*Instrucciones*
**a)** Según el texto sobre el cielo, ¿cuál es el segundo elemento de la gloria esencial del cielo?
**b)** Imprime el fragmento del texto sobre el cielo que empieza en las palabras "Y ese espectáculo" y termina después de "pesadez al alma.".
**c)** Di si cada afirmación concuerda con el texto sobre el cielo, respondiendo sí o no y citando las palabras decisivas del texto: (i) en este mundo nos cansamos porque el cuerpo es pesado; (ii) el grandioso espectáculo imaginado dura tres días seguidos; (iii) el nadador vuelve a la superficie cerca del trampolín.
══ Página ══
Y ese espectáculo fantástico durará eternamente, sin que nunca podamos agotarlo, sin
que se produzca en nuestro espíritu el menor cansancio por la continuación incesante de la
visión. En este mundo nos cansamos enseguida de todo, porque el espíritu está pronto, pero
la carne es flaca y desfallece con facilidad. Imaginaos en este mundo una fantástica película
cinematográfica, un grandioso espectáculo que durase ocho días seguidos, sin un momento
de descanso. No lo resistiríamos. En este mundo nos cansamos, porque el cuerpo es pesado,
necesita descanso, y arrastra en su pesadez al alma.
Pero como en el cielo el cuerpo seguirá en todo las vicisitudes del alma –como os
expliqué antes–, no habrá posibilidad alguna de cansancio, y, por lo mismo, no nos
cansaremos jamás de contemplar aquel espectáculo maravilloso de variedad infinita. Dad
rienda suelta a vuestra imaginación, que os quedaréis siempre cortos. ¡Qué película tan
fantástica para toda la eternidad!
El segundo elemento de la gloria esencial del cielo es el amor. Amaremos a Dios con
toda nuestra alma, más que a nosotros mismos. Solamente en el cielo cumpliremos en toda
su extensión el primer mandamiento de la Ley de Dios, que está formulado en la Sagrada
Escritura de la siguiente forma: "Amarás al Señor, tu Dios, con todo tu corazón y con toda
tu alma y con todas tus fuerzas". Solamente en el cielo cumpliremos este primer
mandamiento con toda perfección y, en su cumplimiento, encontraremos la felicidad plena
y saciativa de nuestro corazón.
En tercer lugar, señores, en el cielo gozaremos de Dios. Nos hundiremos en el piélago
insondable de la divinidad con deleites inefables, imposibles de describir.
¿Habéis presenciado alguna vez, señores, un campeonato de natación en un club
náutico? El trampolín se adelanta unos cuantos metros sobre el mar. Y el aspirante a
campeón, cuando le dan la señal convenida, se lanza desde el trampolín y se hunde y
desaparece bajo el agua. A veces transcurren varios minutos sin que se le vea aparecer por
ningún lado, y cuando la gente que está contemplando la prueba desde la orilla comienza a
contener con angustia la respiración creyendo que se ha ahogado, que ya no sale a la
superficie, allá lejos aparece, por fin, el nadador y comienza a nadar con brazos vigorosos
hasta alcanzar la orilla.
═══
══ Entradas proporcionadas ══
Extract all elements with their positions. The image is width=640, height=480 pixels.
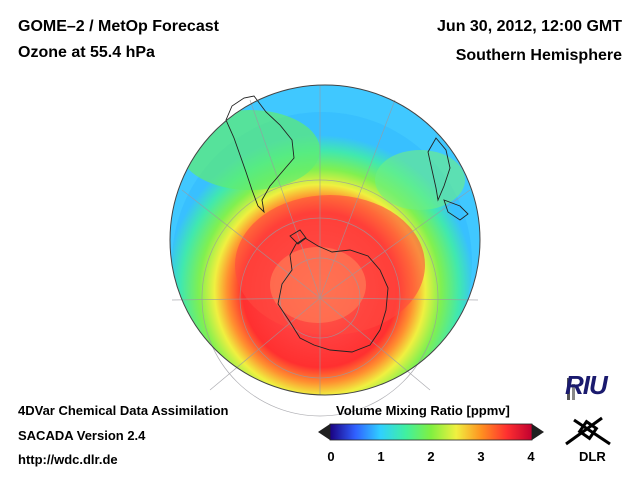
═══
══ Entradas proporcionadas ══
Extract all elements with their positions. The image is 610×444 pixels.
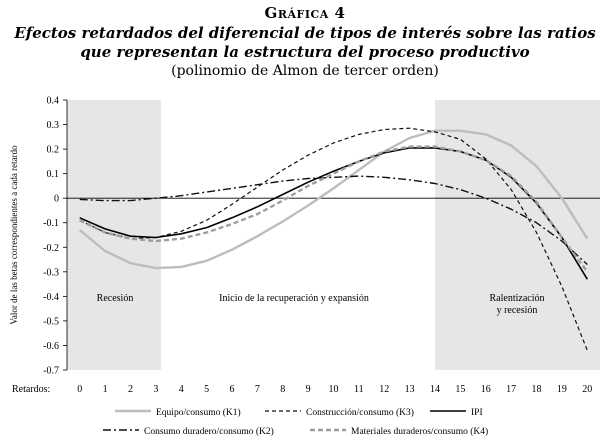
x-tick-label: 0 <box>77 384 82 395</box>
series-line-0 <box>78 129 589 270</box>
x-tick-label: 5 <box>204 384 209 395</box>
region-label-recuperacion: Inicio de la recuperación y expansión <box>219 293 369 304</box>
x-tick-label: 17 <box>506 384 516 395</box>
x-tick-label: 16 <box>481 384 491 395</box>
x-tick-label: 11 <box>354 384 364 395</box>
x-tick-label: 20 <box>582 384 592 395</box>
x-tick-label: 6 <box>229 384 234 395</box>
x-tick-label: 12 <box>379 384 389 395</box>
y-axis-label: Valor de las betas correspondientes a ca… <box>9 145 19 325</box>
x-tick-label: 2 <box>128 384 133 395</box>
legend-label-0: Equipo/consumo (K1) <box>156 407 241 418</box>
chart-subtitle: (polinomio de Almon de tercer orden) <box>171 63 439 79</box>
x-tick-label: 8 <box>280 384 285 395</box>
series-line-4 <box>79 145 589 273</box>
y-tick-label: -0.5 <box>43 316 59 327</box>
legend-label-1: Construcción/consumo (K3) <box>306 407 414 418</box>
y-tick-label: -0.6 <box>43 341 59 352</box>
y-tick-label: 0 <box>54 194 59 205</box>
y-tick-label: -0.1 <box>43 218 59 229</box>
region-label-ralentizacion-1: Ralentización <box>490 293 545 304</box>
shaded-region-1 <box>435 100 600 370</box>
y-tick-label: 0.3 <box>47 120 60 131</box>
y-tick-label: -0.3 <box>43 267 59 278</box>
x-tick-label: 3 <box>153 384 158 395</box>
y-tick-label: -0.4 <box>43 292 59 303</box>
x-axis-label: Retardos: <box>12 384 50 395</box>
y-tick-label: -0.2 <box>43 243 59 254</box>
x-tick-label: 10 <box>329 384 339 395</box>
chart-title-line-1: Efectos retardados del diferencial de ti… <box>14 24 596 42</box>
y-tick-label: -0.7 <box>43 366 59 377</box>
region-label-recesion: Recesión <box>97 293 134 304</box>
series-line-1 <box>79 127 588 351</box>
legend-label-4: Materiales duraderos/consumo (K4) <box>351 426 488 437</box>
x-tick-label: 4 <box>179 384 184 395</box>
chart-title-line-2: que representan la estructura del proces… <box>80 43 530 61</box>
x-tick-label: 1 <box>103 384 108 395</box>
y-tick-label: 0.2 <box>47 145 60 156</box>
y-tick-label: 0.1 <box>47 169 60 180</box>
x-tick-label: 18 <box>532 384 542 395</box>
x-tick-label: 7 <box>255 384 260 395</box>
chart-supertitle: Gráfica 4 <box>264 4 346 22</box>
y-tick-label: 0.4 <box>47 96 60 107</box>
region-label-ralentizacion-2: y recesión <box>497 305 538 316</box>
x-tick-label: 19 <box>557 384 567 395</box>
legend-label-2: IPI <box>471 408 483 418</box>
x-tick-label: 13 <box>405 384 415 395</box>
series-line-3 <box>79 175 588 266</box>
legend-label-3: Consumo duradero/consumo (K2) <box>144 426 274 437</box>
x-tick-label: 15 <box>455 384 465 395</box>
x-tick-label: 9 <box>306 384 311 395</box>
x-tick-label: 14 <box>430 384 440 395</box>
═══
══ Entradas proporcionadas ══
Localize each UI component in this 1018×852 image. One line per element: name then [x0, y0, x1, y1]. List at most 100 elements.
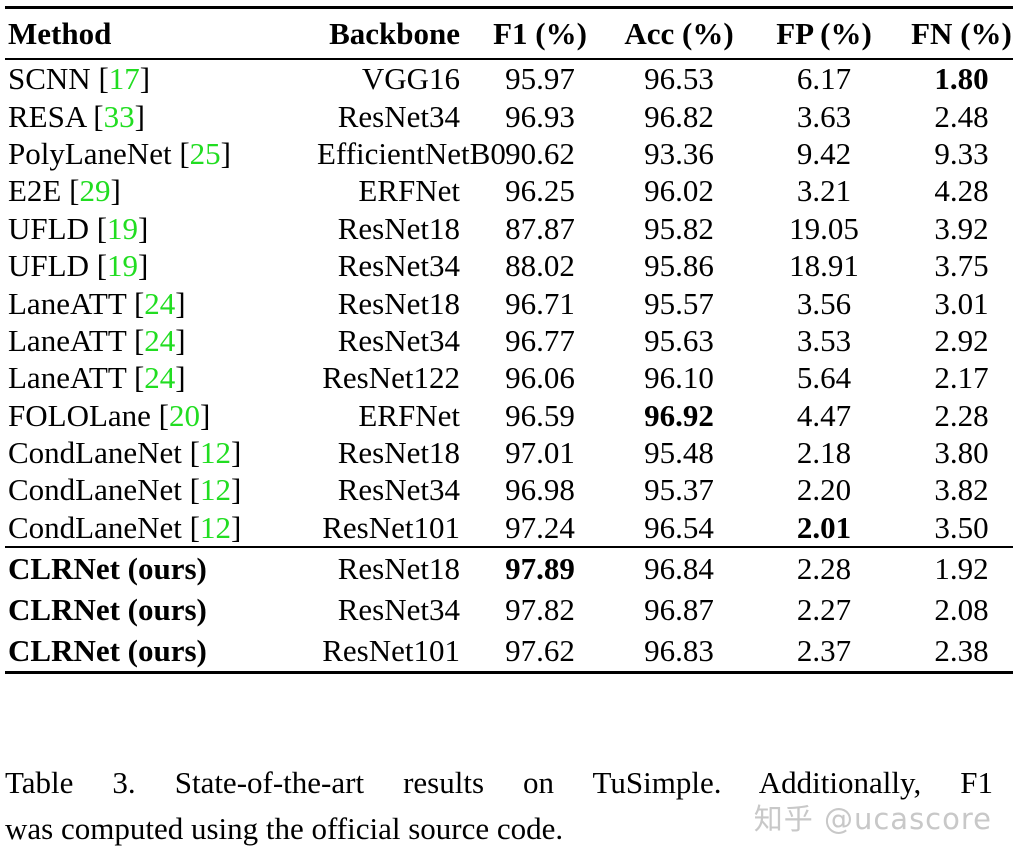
═══
*Respuestas*
**a)** El amor.

**b)**
Y ese espectáculo fantástico durará eternamente, sin que nunca podamos agotarlo, sin
que se produzca en nuestro espíritu el menor cansancio por la continuación incesante de la
visión. En este mundo nos cansamos enseguida de todo, porque el espíritu está pronto, pero
la carne es flaca y desfallece con facilidad. Imaginaos en este mundo una fantástica película
cinematográfica, un grandioso espectáculo que durase ocho días seguidos, sin un momento
de descanso. No lo resistiríamos. En este mundo nos cansamos, porque el cuerpo es pesado,
necesita descanso, y arrastra en su pesadez al alma.

**c)**
(i) Sí: "En este mundo nos cansamos, porque el cuerpo es pesado".
(ii) No: "un grandioso espectáculo que durase ocho días seguidos".
(iii) No: "allá lejos aparece, por fin, el nadador".